Problem description: Every record should be copied exactly, except that pictures are to be omitted.

Data for this task:
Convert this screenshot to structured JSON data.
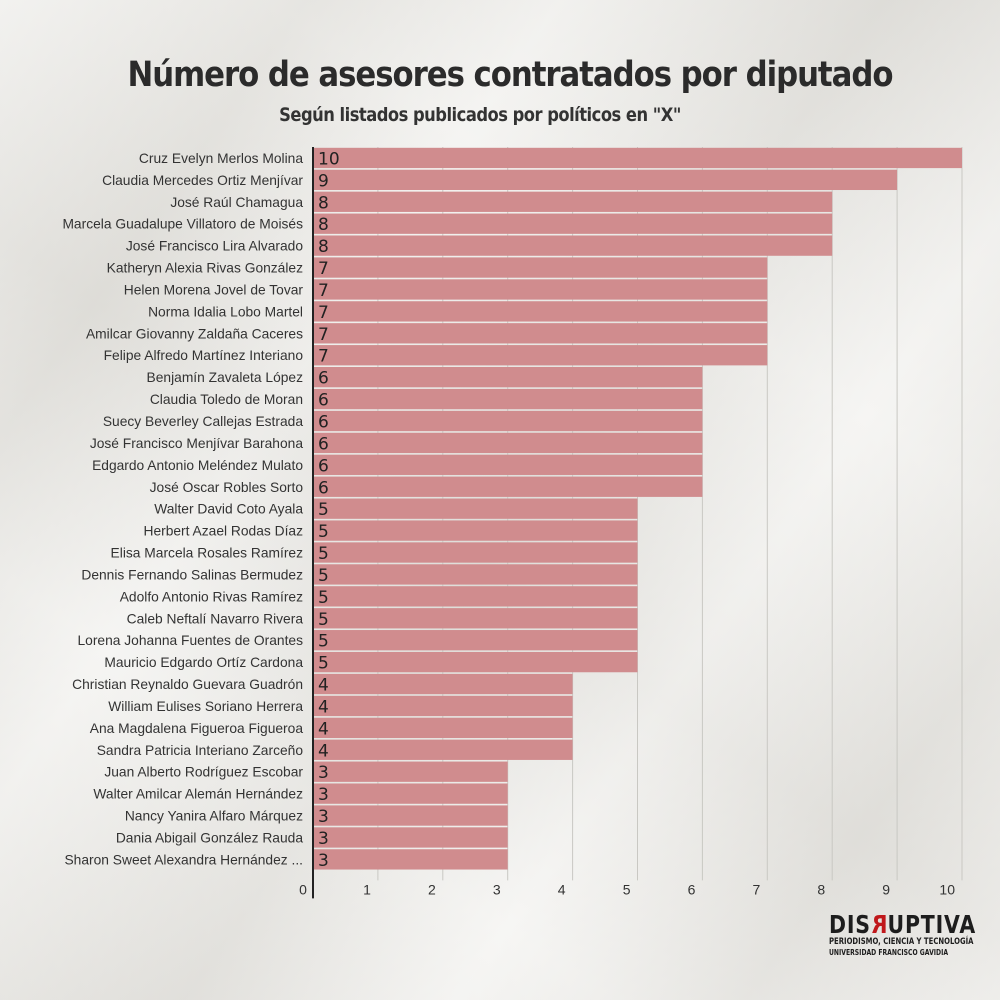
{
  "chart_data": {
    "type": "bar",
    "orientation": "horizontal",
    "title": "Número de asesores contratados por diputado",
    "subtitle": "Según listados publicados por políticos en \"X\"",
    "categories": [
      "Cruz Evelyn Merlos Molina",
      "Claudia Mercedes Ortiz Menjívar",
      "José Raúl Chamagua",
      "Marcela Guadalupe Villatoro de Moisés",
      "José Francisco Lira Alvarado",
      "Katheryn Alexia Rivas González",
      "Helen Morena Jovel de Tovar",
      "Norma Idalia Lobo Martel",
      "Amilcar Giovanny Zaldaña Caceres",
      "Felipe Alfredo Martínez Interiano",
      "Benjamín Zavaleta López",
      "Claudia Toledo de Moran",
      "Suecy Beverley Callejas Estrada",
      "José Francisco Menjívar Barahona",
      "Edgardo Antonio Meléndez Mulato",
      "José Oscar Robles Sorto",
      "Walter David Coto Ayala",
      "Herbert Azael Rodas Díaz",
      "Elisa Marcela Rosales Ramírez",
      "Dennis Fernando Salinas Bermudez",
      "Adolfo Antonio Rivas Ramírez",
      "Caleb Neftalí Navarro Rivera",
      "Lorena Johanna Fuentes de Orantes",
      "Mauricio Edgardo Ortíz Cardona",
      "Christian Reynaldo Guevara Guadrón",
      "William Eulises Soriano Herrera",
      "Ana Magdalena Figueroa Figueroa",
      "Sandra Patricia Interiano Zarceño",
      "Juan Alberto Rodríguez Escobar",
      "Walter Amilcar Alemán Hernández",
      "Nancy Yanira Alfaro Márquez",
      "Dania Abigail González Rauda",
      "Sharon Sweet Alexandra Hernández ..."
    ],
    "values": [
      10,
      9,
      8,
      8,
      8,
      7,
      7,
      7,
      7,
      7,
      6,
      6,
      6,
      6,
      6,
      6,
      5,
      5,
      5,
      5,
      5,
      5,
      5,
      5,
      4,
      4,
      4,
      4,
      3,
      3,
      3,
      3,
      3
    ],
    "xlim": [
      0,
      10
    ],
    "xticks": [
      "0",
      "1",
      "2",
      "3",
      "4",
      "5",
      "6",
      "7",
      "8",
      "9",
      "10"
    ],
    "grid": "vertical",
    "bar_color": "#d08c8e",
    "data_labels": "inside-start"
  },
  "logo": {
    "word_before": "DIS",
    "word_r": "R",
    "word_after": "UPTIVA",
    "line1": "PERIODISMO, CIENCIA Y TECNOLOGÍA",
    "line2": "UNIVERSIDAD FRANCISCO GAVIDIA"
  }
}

Reply:
Convert this screenshot to structured JSON data.
{
  "chart_data": {
    "type": "bar",
    "orientation": "horizontal",
    "title": "Número de asesores contratados por diputado",
    "subtitle": "Según listados publicados por políticos en \"X\"",
    "categories": [
      "Cruz Evelyn Merlos Molina",
      "Claudia Mercedes Ortiz Menjívar",
      "José Raúl Chamagua",
      "Marcela Guadalupe Villatoro de Moisés",
      "José Francisco Lira Alvarado",
      "Katheryn Alexia Rivas González",
      "Helen Morena Jovel de Tovar",
      "Norma Idalia Lobo Martel",
      "Amilcar Giovanny Zaldaña Caceres",
      "Felipe Alfredo Martínez Interiano",
      "Benjamín Zavaleta López",
      "Claudia Toledo de Moran",
      "Suecy Beverley Callejas Estrada",
      "José Francisco Menjívar Barahona",
      "Edgardo Antonio Meléndez Mulato",
      "José Oscar Robles Sorto",
      "Walter David Coto Ayala",
      "Herbert Azael Rodas Díaz",
      "Elisa Marcela Rosales Ramírez",
      "Dennis Fernando Salinas Bermudez",
      "Adolfo Antonio Rivas Ramírez",
      "Caleb Neftalí Navarro Rivera",
      "Lorena Johanna Fuentes de Orantes",
      "Mauricio Edgardo Ortíz Cardona",
      "Christian Reynaldo Guevara Guadrón",
      "William Eulises Soriano Herrera",
      "Ana Magdalena Figueroa Figueroa",
      "Sandra Patricia Interiano Zarceño",
      "Juan Alberto Rodríguez Escobar",
      "Walter Amilcar Alemán Hernández",
      "Nancy Yanira Alfaro Márquez",
      "Dania Abigail González Rauda",
      "Sharon Sweet Alexandra Hernández ..."
    ],
    "values": [
      10,
      9,
      8,
      8,
      8,
      7,
      7,
      7,
      7,
      7,
      6,
      6,
      6,
      6,
      6,
      6,
      5,
      5,
      5,
      5,
      5,
      5,
      5,
      5,
      4,
      4,
      4,
      4,
      3,
      3,
      3,
      3,
      3
    ],
    "xlim": [
      0,
      10
    ],
    "xticks": [
      "0",
      "1",
      "2",
      "3",
      "4",
      "5",
      "6",
      "7",
      "8",
      "9",
      "10"
    ],
    "grid": "vertical",
    "bar_color": "#d08c8e",
    "data_labels": "inside-start"
  },
  "logo": {
    "word_before": "DIS",
    "word_r": "R",
    "word_after": "UPTIVA",
    "line1": "PERIODISMO, CIENCIA Y TECNOLOGÍA",
    "line2": "UNIVERSIDAD FRANCISCO GAVIDIA"
  }
}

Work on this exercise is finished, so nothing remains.